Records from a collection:
⁂

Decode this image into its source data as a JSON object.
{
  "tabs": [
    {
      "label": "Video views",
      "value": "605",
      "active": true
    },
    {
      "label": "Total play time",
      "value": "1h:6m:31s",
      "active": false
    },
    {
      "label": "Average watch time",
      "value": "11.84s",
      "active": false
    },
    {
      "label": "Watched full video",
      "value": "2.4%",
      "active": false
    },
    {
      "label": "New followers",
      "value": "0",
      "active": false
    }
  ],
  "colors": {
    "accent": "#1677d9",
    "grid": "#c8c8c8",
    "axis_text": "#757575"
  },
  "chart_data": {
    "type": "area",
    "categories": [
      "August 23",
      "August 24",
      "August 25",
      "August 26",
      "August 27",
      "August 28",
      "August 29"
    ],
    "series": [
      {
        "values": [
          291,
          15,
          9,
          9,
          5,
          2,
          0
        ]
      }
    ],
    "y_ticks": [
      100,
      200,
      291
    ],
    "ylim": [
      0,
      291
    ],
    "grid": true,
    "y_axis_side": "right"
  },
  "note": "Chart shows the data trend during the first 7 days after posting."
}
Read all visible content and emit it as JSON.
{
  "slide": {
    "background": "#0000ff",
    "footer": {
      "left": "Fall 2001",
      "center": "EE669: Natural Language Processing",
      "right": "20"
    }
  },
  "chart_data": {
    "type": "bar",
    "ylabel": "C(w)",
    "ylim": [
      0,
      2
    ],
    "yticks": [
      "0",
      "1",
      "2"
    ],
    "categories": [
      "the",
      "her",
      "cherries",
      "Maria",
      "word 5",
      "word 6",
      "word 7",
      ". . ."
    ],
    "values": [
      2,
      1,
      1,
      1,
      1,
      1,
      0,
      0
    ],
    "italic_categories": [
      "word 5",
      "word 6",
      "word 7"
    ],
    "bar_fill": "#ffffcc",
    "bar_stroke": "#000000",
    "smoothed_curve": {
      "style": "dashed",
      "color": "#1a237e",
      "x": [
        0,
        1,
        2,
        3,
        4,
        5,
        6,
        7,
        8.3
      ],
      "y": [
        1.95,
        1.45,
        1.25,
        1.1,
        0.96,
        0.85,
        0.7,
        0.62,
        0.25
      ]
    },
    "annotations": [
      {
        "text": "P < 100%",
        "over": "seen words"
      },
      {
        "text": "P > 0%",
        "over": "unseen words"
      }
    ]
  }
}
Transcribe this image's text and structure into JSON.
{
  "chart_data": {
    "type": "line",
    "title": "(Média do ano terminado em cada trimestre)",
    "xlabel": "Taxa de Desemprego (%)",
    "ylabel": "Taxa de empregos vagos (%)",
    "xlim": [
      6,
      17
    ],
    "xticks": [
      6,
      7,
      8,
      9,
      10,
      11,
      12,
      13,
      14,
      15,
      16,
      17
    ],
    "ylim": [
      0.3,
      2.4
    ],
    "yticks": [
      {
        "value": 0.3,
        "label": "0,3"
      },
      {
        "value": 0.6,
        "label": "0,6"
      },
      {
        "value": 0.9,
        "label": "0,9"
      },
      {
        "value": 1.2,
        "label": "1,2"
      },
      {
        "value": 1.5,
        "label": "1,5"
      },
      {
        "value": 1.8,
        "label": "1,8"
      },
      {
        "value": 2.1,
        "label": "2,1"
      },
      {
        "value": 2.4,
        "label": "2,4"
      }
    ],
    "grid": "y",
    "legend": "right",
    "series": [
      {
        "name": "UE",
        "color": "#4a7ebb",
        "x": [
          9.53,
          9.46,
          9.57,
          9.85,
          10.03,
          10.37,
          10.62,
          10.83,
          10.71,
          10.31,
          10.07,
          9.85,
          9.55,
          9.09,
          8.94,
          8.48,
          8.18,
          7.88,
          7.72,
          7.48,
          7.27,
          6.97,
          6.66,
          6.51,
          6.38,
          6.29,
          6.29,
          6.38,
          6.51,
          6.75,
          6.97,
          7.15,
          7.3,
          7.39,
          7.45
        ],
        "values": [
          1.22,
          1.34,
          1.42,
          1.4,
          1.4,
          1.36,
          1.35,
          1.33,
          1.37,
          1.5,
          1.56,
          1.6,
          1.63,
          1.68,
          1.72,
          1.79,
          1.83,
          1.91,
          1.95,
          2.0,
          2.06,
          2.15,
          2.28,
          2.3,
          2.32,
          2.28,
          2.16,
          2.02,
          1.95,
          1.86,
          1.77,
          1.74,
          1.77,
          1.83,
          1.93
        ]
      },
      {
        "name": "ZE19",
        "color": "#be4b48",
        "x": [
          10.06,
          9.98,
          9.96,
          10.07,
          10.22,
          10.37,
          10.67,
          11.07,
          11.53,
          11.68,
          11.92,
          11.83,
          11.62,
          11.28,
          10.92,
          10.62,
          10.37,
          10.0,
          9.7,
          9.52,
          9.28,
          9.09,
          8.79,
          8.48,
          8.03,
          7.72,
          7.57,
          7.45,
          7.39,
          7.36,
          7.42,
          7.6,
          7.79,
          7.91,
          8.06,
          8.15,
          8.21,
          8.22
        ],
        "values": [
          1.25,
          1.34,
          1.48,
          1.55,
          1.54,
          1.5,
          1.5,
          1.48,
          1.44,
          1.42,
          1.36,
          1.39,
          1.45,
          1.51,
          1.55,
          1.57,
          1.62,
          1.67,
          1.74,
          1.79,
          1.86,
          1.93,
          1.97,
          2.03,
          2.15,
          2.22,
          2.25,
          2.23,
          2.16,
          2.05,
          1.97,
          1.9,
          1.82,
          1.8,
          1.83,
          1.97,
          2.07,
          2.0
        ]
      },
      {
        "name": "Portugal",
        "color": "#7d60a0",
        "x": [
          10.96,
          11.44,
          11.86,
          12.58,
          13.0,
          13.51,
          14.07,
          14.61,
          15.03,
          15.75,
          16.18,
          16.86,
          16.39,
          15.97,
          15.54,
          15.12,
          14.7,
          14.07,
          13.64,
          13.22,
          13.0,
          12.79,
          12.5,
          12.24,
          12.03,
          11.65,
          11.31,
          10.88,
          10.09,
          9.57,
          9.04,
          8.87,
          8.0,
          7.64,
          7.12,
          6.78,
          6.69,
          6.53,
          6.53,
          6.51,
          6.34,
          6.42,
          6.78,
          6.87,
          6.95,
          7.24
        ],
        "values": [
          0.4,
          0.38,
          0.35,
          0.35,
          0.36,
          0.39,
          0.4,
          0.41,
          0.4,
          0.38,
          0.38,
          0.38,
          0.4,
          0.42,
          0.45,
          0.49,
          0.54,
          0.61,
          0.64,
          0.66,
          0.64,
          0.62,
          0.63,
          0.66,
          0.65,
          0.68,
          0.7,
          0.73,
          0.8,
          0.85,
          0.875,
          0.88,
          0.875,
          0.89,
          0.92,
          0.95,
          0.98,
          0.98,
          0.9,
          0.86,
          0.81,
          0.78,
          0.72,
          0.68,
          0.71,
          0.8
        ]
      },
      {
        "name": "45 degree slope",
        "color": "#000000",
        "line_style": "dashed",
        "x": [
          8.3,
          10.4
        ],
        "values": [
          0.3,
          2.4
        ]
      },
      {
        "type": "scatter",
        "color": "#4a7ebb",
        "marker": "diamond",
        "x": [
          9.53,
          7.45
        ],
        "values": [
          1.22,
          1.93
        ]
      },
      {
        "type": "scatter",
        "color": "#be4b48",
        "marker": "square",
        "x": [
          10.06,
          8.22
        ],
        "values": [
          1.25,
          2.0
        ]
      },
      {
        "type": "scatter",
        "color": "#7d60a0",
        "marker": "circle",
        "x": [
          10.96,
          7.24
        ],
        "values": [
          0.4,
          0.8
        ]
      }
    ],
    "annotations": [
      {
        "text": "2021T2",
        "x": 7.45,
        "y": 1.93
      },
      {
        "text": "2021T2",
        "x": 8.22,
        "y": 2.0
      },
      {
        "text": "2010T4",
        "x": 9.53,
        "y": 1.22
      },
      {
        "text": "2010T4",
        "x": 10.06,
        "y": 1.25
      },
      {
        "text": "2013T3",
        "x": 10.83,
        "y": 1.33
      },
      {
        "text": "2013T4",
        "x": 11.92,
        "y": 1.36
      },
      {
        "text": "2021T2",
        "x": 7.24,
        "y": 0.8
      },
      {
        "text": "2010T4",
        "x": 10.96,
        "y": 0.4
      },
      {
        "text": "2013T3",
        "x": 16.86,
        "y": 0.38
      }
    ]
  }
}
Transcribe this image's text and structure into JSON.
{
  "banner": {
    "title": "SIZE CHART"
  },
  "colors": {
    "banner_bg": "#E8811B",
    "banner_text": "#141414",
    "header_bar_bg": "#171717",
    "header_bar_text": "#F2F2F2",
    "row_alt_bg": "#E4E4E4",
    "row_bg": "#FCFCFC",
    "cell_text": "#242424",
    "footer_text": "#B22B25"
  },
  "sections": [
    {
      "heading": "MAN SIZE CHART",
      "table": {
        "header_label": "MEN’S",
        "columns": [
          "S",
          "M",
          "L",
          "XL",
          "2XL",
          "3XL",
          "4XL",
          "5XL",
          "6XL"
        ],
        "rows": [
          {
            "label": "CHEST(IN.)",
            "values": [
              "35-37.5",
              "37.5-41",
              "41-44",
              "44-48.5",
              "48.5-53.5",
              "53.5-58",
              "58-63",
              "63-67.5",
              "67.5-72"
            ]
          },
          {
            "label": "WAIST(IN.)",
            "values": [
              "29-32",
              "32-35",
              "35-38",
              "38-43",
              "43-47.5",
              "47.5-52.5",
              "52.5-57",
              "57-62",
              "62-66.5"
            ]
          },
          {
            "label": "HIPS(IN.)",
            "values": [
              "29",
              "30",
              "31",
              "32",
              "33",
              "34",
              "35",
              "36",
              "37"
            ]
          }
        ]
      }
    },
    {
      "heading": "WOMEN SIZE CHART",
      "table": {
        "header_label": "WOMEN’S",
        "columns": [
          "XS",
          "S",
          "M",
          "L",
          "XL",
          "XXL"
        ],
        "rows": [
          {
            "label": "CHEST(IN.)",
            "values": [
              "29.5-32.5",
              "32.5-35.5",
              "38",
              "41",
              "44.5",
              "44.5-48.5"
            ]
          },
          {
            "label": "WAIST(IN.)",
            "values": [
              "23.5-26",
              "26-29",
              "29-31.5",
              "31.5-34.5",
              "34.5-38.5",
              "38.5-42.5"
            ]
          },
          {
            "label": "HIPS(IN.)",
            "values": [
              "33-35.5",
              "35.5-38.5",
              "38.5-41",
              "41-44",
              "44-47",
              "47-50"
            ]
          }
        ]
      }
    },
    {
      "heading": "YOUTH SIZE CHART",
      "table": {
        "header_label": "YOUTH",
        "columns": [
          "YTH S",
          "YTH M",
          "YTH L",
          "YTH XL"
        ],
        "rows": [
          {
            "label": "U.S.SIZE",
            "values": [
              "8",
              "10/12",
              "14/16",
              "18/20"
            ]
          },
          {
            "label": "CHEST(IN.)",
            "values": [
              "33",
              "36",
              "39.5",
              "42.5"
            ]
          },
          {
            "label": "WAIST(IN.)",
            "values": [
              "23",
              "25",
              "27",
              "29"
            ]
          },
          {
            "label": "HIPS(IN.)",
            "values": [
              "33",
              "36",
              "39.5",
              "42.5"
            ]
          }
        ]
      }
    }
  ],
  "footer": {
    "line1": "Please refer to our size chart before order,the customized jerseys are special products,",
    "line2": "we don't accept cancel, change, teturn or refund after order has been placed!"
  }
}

⁂

Short task:
Look through the records above and report how many lines hold the word "marker", giving only the number.

Result:
3